** START OF Records for processing **
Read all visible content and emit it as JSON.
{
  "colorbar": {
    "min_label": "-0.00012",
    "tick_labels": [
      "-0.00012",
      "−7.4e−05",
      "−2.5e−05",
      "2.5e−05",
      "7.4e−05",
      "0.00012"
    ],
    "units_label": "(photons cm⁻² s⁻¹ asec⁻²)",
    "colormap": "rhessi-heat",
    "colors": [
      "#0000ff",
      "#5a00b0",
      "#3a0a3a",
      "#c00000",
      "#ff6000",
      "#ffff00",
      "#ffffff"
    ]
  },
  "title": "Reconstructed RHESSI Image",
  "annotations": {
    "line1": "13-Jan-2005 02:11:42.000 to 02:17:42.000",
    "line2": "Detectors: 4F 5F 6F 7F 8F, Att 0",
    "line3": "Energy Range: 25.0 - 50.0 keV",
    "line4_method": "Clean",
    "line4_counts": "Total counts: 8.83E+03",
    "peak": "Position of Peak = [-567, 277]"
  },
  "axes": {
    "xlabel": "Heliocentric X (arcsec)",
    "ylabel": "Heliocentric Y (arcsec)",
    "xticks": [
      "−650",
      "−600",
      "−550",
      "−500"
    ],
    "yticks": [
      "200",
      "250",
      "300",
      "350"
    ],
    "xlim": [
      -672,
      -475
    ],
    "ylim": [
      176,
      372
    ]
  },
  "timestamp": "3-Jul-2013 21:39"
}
** END OF Records for processing **
→ Required task: Go through the entries and return each line where the word "Heliocentric" appears.

→ Finished exercise:
    "xlabel": "Heliocentric X (arcsec)",
    "ylabel": "Heliocentric Y (arcsec)",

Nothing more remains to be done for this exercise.